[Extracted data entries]
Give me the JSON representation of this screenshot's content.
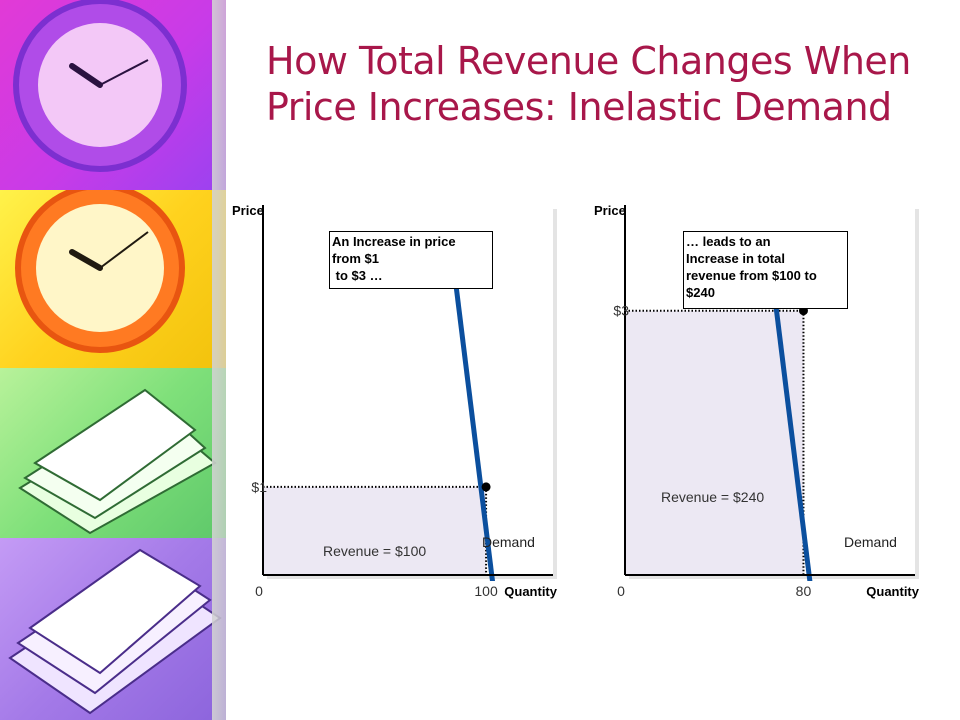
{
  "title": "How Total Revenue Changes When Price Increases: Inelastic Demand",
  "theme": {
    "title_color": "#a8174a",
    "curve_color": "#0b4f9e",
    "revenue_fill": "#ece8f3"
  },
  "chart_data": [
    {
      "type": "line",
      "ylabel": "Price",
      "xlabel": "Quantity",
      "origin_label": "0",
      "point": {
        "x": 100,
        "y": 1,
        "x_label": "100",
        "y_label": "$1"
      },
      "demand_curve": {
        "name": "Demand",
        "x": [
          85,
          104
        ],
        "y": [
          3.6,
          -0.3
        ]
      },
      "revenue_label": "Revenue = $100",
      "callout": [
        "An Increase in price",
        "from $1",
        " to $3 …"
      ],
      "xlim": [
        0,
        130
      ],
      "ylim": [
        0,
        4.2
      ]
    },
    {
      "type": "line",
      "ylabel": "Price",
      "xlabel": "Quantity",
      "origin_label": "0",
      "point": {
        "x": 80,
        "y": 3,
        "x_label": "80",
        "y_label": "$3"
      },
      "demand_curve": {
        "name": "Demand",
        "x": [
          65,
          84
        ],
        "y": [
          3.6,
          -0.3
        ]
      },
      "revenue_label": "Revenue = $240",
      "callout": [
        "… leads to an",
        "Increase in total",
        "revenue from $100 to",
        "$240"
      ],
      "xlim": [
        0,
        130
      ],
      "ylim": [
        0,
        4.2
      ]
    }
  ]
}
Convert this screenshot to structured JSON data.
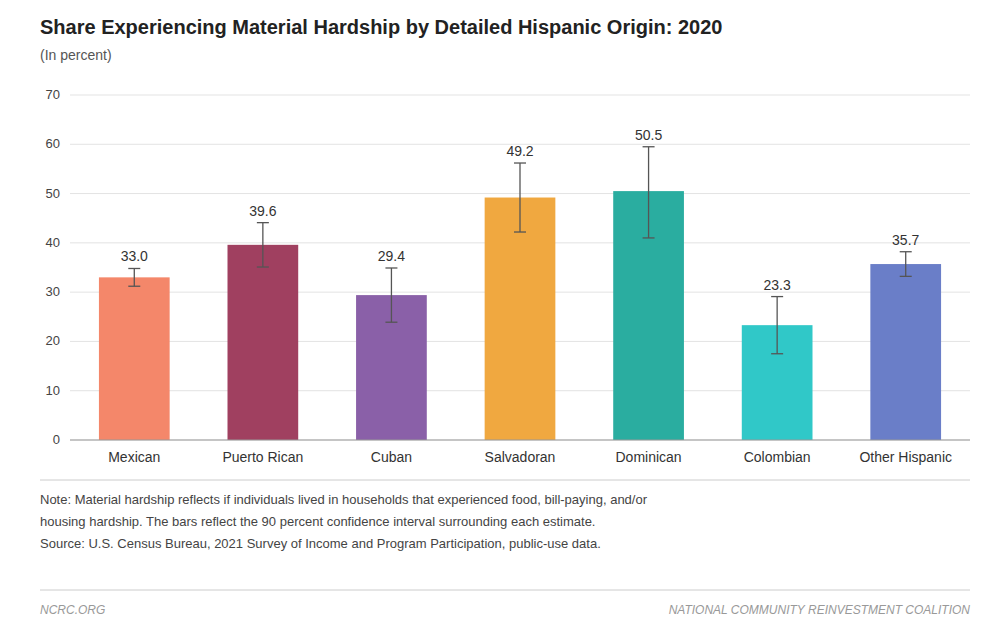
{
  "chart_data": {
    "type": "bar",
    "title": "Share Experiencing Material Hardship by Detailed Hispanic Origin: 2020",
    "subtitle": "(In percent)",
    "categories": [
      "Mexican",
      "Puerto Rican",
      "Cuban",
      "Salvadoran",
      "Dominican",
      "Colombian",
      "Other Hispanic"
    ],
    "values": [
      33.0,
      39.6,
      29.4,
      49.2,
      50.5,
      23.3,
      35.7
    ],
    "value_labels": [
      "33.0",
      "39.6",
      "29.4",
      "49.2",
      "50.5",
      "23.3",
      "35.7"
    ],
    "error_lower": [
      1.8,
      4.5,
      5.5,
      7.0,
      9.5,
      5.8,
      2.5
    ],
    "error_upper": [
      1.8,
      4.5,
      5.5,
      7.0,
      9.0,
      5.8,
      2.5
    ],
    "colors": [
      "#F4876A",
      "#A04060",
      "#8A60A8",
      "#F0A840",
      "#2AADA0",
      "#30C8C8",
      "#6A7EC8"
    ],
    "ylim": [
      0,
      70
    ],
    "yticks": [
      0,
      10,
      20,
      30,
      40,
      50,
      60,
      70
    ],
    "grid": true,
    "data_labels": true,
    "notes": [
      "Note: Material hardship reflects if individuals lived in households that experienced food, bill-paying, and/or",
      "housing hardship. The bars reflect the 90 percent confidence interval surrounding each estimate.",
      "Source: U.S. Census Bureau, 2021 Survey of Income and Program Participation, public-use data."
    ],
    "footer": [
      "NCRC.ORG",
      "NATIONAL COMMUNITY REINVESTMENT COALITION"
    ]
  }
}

Objective
Quote the listing above in full, except for the pictures.

The answer
Give me the JSON representation of this screenshot's content.
{
  "title": "How Total Revenue Changes When Price Increases: Inelastic Demand",
  "theme": {
    "title_color": "#a8174a",
    "curve_color": "#0b4f9e",
    "revenue_fill": "#ece8f3"
  },
  "chart_data": [
    {
      "type": "line",
      "ylabel": "Price",
      "xlabel": "Quantity",
      "origin_label": "0",
      "point": {
        "x": 100,
        "y": 1,
        "x_label": "100",
        "y_label": "$1"
      },
      "demand_curve": {
        "name": "Demand",
        "x": [
          85,
          104
        ],
        "y": [
          3.6,
          -0.3
        ]
      },
      "revenue_label": "Revenue = $100",
      "callout": [
        "An Increase in price",
        "from $1",
        " to $3 …"
      ],
      "xlim": [
        0,
        130
      ],
      "ylim": [
        0,
        4.2
      ]
    },
    {
      "type": "line",
      "ylabel": "Price",
      "xlabel": "Quantity",
      "origin_label": "0",
      "point": {
        "x": 80,
        "y": 3,
        "x_label": "80",
        "y_label": "$3"
      },
      "demand_curve": {
        "name": "Demand",
        "x": [
          65,
          84
        ],
        "y": [
          3.6,
          -0.3
        ]
      },
      "revenue_label": "Revenue = $240",
      "callout": [
        "… leads to an",
        "Increase in total",
        "revenue from $100 to",
        "$240"
      ],
      "xlim": [
        0,
        130
      ],
      "ylim": [
        0,
        4.2
      ]
    }
  ]
}
Convert this screenshot to structured JSON data.
{
  "chart_data": {
    "type": "bar",
    "title": "Share Experiencing Material Hardship by Detailed Hispanic Origin: 2020",
    "subtitle": "(In percent)",
    "categories": [
      "Mexican",
      "Puerto Rican",
      "Cuban",
      "Salvadoran",
      "Dominican",
      "Colombian",
      "Other Hispanic"
    ],
    "values": [
      33.0,
      39.6,
      29.4,
      49.2,
      50.5,
      23.3,
      35.7
    ],
    "value_labels": [
      "33.0",
      "39.6",
      "29.4",
      "49.2",
      "50.5",
      "23.3",
      "35.7"
    ],
    "error_lower": [
      1.8,
      4.5,
      5.5,
      7.0,
      9.5,
      5.8,
      2.5
    ],
    "error_upper": [
      1.8,
      4.5,
      5.5,
      7.0,
      9.0,
      5.8,
      2.5
    ],
    "colors": [
      "#F4876A",
      "#A04060",
      "#8A60A8",
      "#F0A840",
      "#2AADA0",
      "#30C8C8",
      "#6A7EC8"
    ],
    "ylim": [
      0,
      70
    ],
    "yticks": [
      0,
      10,
      20,
      30,
      40,
      50,
      60,
      70
    ],
    "grid": true,
    "data_labels": true,
    "notes": [
      "Note: Material hardship reflects if individuals lived in households that experienced food, bill-paying, and/or",
      "housing hardship. The bars reflect the 90 percent confidence interval surrounding each estimate.",
      "Source: U.S. Census Bureau, 2021 Survey of Income and Program Participation, public-use data."
    ],
    "footer": [
      "NCRC.ORG",
      "NATIONAL COMMUNITY REINVESTMENT COALITION"
    ]
  }
}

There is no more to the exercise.